▶ Task to carry out:
Your answer should be every line of the records that contains the word "Para".

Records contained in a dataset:
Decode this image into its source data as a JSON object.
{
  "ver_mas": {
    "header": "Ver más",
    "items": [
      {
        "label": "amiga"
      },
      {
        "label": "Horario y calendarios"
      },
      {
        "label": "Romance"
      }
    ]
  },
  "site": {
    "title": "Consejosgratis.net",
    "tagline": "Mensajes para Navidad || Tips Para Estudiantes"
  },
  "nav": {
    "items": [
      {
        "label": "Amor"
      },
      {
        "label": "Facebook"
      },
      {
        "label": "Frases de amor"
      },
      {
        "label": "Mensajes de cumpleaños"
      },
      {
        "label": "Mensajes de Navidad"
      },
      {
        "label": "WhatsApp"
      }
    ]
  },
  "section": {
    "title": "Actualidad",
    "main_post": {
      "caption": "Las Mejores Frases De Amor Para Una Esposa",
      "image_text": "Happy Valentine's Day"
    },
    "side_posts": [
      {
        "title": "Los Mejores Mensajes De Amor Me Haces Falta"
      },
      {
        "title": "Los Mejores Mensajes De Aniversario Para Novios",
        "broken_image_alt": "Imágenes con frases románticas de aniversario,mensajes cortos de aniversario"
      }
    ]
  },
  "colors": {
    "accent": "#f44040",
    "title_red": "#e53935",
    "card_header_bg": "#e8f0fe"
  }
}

▶ Task solution:
    "tagline": "Mensajes para Navidad || Tips Para Estudiantes"
      "caption": "Las Mejores Frases De Amor Para Una Esposa",
        "title": "Los Mejores Mensajes De Aniversario Para Novios",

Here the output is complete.